A Neurospora double-strand-break repair gene, mus-11, encodes a RAD52 homologue and is inducible by mutagens.

We isolated a Neurospora crassa cDNA that encodes a Rad52 homologue (ncRAD52) by PCR, using degenerate primers. RFLP mapping demonstrated that the cloned gene is located close to the ro-4 locus on the right arm of linkage group V (LGVR). In a second experiment, we used sib selection to identify a cosmid clone containing the mus-11 gene in a N. crassa genomic library. Fine-scale mapping of the mus-11 mutant showed the gene order on LGVR near ro-4 to be: ad-7 - (9.5 mu) - pab-2 (7.8 mu) - mus-11 - (3.7 mu) - inv. The nucleotide sequence of the mus-11 gene matched that of the ncRAD52 cDNA. Thus, the mus-11 gene encodes the Rad52 homologue. The deduced amino acid sequence of the MUS11 protein shows 32.0% and 27.5% overall identity to the Schizosaccharomyces pombe Rad22 protein and the human hRad52 protein, respectively, and a higher level of identity (55-66%) within the conserved N-terminal region (141 residues). The MUS11 protein shows homology to Rad52 from budding yeast only within the N-terminal region (53.2% identity over 141 amino acids) which is conserved among Rad52 homologues. Yeast two-hybrid analysis reveals that the MUS11 protein binds to both the MEI-3 protein, a Rad51 homologue, and to itself in vivo. An ncRAD52 mutant obtained by the RIPping procedure showed the same sensitivity as the original mus-11 mutant to the following mutagens and chemicals: UV light, 4NQO (4-nitroquinoline 1-oxide), MMS (methyl methanesulfonate), EMS (ethyl methanesulfonate), MNNG (N-methyl-N'-nitro-N-nitrosoguanidine), TBHP (tert-butyl hydroperoxide), HU (hydroxyurea) and histidine. Unlike the RAD52 transcript in Saccharomyces cerevisiae, the mus-11 transcript could not be detected in mycelium under normal growth conditions, but expression of the gene was induced by UV irradiation or treatment with MMS.

******

EXERCISE AIM = Summarize the text on the Neurospora mus-11 gene in two sentences. The items come from a different source than the text on the mus-11 gene.

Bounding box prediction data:
******

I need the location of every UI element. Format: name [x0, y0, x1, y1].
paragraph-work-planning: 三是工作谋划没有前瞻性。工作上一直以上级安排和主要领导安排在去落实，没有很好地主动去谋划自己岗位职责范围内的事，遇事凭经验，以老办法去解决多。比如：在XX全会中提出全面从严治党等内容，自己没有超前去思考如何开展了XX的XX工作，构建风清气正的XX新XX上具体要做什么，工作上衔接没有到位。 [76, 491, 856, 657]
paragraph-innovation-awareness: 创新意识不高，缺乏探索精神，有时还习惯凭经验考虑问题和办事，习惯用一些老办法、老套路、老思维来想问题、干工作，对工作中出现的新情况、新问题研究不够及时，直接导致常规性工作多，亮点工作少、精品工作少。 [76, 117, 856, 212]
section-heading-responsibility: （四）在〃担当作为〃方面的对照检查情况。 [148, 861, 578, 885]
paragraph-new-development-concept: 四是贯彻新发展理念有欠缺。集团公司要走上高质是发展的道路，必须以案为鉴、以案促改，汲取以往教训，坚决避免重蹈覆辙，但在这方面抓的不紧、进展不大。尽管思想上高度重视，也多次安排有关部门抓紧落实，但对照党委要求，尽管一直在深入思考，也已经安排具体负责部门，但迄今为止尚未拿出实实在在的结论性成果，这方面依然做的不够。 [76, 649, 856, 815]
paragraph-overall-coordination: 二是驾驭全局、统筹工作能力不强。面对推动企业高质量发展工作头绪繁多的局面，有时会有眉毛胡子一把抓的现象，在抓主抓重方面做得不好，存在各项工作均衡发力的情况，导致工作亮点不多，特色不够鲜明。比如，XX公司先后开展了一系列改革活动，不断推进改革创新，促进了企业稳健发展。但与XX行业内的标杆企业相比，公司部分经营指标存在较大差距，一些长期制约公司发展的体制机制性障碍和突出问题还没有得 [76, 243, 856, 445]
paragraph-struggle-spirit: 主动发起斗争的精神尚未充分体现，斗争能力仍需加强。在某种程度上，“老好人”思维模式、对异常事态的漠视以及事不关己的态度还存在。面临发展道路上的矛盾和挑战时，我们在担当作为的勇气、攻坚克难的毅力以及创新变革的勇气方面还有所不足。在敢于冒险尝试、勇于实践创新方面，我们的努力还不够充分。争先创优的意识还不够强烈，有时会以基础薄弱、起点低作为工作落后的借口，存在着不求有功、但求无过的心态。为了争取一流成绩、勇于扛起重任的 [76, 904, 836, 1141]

******

PROBLEM SOLUTION = The Neurospora crassa mus-11 gene, mapped near ro-4 on the right arm of linkage group V, encodes a Rad52 homologue whose protein binds to itself and to the Rad51 homologue MEI-3. A mutant of this gene is sensitive to UV light and several chemical mutagens, and unlike RAD52 in Saccharomyces cerevisiae, its transcript is undetectable under normal growth but is induced by UV irradiation or MMS treatment.